Copy out each line featuring the string "much" from the entries beneath.

start

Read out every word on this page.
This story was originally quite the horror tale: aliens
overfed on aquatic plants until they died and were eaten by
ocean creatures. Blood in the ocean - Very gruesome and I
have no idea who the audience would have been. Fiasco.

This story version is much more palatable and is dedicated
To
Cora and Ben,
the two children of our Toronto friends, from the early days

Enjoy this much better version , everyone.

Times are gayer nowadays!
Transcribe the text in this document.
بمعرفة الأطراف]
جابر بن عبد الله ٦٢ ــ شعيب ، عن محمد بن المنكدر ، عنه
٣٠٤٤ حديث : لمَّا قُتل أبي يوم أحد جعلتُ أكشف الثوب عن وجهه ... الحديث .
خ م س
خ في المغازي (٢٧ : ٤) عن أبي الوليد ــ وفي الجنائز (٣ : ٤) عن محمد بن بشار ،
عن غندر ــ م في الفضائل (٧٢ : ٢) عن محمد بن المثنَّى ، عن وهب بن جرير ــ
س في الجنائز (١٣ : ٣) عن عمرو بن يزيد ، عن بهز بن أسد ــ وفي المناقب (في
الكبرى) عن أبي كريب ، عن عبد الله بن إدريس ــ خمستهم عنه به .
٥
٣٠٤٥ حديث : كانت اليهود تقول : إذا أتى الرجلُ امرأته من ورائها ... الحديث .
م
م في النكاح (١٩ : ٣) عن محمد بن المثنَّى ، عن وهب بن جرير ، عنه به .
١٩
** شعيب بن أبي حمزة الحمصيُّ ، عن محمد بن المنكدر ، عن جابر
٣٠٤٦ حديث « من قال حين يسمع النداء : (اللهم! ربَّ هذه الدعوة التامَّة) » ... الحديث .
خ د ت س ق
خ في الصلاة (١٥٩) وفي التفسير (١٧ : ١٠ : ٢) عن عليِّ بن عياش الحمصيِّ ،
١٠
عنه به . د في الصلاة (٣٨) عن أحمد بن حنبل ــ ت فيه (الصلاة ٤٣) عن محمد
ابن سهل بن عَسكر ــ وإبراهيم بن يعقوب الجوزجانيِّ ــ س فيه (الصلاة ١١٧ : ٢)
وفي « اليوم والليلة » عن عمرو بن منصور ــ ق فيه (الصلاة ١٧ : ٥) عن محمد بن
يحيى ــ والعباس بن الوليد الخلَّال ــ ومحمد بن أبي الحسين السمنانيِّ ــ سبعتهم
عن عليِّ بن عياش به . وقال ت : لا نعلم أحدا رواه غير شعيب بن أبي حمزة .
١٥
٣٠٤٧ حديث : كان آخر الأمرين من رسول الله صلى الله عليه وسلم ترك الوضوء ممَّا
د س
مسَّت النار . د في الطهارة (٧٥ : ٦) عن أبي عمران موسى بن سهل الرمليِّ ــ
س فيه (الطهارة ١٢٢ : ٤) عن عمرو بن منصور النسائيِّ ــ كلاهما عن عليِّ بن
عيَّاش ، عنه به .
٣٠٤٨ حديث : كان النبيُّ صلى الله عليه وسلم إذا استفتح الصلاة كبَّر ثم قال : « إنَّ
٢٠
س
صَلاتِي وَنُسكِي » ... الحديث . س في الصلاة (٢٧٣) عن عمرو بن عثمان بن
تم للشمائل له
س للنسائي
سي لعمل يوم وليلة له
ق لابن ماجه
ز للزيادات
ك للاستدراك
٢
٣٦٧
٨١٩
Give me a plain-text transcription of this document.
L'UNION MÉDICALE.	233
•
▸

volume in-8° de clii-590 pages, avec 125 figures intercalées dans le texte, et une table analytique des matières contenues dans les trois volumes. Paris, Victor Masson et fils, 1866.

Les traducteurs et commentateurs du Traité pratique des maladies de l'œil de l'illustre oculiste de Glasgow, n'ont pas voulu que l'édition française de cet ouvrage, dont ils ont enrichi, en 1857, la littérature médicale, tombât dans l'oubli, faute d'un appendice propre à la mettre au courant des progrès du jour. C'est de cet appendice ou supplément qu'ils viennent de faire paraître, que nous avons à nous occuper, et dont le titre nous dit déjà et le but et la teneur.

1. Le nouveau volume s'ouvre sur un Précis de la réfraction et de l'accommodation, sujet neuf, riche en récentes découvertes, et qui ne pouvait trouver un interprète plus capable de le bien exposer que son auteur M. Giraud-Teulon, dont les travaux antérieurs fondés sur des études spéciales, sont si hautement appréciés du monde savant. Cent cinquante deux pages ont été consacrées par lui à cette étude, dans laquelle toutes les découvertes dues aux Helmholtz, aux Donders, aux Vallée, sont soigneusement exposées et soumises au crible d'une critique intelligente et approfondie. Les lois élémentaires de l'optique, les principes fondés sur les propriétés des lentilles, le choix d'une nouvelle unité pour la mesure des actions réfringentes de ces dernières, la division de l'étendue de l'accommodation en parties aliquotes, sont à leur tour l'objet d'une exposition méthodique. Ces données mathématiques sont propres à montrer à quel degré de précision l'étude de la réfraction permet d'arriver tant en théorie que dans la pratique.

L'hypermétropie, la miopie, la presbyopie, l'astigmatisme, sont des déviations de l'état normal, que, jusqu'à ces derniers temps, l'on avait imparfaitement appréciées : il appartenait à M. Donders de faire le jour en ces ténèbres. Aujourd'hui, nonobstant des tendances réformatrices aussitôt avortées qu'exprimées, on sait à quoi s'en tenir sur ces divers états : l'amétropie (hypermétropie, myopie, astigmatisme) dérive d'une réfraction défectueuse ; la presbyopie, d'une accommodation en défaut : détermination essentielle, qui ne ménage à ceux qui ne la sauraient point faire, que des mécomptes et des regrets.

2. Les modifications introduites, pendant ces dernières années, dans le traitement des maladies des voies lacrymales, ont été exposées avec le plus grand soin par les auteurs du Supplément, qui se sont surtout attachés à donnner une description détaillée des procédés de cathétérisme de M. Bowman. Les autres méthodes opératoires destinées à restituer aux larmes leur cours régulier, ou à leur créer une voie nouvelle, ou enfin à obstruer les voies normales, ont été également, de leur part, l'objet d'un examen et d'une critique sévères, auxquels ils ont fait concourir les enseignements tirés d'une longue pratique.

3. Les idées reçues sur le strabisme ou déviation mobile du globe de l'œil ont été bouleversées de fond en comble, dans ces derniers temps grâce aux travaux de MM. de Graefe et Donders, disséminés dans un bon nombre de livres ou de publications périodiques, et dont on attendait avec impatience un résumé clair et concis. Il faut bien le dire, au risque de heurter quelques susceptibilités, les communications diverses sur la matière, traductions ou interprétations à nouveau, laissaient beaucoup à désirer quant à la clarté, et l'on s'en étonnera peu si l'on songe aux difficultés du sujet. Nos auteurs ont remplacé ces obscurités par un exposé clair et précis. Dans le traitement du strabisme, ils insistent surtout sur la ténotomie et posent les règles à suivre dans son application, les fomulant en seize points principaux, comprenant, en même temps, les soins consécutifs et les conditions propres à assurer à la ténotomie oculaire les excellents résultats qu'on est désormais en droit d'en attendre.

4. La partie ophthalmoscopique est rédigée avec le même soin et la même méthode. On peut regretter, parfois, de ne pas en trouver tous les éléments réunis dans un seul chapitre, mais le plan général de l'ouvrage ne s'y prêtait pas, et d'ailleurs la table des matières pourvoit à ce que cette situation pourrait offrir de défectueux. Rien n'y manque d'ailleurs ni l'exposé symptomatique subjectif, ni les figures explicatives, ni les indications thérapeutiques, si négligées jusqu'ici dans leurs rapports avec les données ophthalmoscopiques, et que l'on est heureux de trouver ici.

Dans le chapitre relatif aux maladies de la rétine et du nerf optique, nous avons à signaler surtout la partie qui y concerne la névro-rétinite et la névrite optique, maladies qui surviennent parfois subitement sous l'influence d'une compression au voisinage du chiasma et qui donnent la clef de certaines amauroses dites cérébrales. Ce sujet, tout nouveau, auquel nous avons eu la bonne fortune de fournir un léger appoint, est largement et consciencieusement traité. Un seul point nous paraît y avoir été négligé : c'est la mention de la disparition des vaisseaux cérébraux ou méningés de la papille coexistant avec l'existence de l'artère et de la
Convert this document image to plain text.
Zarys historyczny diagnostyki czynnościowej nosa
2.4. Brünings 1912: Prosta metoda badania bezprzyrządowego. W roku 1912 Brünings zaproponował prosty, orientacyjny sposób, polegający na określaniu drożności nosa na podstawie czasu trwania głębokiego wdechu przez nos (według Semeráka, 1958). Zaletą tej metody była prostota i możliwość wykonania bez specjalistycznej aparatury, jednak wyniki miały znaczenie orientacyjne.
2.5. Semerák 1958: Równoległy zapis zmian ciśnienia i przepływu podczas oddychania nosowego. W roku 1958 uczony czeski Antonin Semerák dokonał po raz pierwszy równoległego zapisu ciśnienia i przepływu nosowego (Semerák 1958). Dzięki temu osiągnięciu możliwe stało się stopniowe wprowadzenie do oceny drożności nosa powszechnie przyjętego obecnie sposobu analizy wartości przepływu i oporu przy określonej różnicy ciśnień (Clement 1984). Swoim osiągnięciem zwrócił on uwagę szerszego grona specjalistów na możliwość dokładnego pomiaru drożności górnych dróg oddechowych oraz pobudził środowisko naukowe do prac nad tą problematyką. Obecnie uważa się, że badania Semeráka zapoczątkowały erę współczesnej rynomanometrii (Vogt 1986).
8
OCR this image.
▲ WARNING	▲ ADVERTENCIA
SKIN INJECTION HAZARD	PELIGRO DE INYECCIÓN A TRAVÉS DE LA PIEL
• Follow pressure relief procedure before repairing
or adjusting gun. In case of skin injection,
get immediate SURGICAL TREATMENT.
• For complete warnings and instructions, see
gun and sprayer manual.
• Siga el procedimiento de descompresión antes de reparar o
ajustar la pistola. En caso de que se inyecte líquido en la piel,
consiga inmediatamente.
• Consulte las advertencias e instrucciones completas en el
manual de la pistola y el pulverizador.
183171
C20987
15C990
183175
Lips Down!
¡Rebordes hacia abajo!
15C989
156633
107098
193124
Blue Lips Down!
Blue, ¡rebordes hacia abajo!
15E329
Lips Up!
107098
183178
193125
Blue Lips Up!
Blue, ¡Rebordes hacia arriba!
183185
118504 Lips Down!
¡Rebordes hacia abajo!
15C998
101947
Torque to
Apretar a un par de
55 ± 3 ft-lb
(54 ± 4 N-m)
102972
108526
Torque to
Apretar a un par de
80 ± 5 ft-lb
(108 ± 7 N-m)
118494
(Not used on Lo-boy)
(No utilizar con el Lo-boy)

end

**RESULT OF THIS TASK**
This story version is much more palatable and is dedicated
Enjoy this much better version , everyone.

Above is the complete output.